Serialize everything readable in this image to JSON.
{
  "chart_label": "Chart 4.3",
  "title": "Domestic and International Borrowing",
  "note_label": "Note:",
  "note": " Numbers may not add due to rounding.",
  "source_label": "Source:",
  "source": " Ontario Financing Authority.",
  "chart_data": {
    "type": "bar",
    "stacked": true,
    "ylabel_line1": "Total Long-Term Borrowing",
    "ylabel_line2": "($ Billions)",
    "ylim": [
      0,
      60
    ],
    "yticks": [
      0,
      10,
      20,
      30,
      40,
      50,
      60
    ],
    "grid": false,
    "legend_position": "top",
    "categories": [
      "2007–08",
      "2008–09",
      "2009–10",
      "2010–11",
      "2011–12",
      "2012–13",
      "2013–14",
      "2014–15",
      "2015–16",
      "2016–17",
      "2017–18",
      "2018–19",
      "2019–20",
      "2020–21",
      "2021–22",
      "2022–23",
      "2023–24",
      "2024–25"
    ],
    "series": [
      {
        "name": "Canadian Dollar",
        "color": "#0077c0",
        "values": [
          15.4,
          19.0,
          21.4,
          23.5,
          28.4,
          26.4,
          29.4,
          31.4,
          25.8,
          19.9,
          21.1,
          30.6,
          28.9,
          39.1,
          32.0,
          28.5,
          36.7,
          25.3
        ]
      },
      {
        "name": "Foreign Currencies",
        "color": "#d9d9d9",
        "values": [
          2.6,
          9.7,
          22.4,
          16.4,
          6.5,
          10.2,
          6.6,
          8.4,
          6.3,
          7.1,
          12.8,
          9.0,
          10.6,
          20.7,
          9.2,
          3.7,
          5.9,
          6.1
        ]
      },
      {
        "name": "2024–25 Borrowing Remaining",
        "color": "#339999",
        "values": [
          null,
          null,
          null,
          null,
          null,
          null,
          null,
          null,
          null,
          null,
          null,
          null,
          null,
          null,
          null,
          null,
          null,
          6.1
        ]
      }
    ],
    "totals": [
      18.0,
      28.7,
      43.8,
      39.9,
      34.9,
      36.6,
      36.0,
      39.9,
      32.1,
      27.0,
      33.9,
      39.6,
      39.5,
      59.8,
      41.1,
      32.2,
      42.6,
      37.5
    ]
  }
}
* * * * * * *
## Written instruction
Your task is to repeat each line of the material exactly.

## The reply
Serialize everything readable in this image to JSON.
{
  "chart_label": "Chart 4.3",
  "title": "Domestic and International Borrowing",
  "note_label": "Note:",
  "note": " Numbers may not add due to rounding.",
  "source_label": "Source:",
  "source": " Ontario Financing Authority.",
  "chart_data": {
    "type": "bar",
    "stacked": true,
    "ylabel_line1": "Total Long-Term Borrowing",
    "ylabel_line2": "($ Billions)",
    "ylim": [
      0,
      60
    ],
    "yticks": [
      0,
      10,
      20,
      30,
      40,
      50,
      60
    ],
    "grid": false,
    "legend_position": "top",
    "categories": [
      "2007–08",
      "2008–09",
      "2009–10",
      "2010–11",
      "2011–12",
      "2012–13",
      "2013–14",
      "2014–15",
      "2015–16",
      "2016–17",
      "2017–18",
      "2018–19",
      "2019–20",
      "2020–21",
      "2021–22",
      "2022–23",
      "2023–24",
      "2024–25"
    ],
    "series": [
      {
        "name": "Canadian Dollar",
        "color": "#0077c0",
        "values": [
          15.4,
          19.0,
          21.4,
          23.5,
          28.4,
          26.4,
          29.4,
          31.4,
          25.8,
          19.9,
          21.1,
          30.6,
          28.9,
          39.1,
          32.0,
          28.5,
          36.7,
          25.3
        ]
      },
      {
        "name": "Foreign Currencies",
        "color": "#d9d9d9",
        "values": [
          2.6,
          9.7,
          22.4,
          16.4,
          6.5,
          10.2,
          6.6,
          8.4,
          6.3,
          7.1,
          12.8,
          9.0,
          10.6,
          20.7,
          9.2,
          3.7,
          5.9,
          6.1
        ]
      },
      {
        "name": "2024–25 Borrowing Remaining",
        "color": "#339999",
        "values": [
          null,
          null,
          null,
          null,
          null,
          null,
          null,
          null,
          null,
          null,
          null,
          null,
          null,
          null,
          null,
          null,
          null,
          6.1
        ]
      }
    ],
    "totals": [
      18.0,
      28.7,
      43.8,
      39.9,
      34.9,
      36.6,
      36.0,
      39.9,
      32.1,
      27.0,
      33.9,
      39.6,
      39.5,
      59.8,
      41.1,
      32.2,
      42.6,
      37.5
    ]
  }
}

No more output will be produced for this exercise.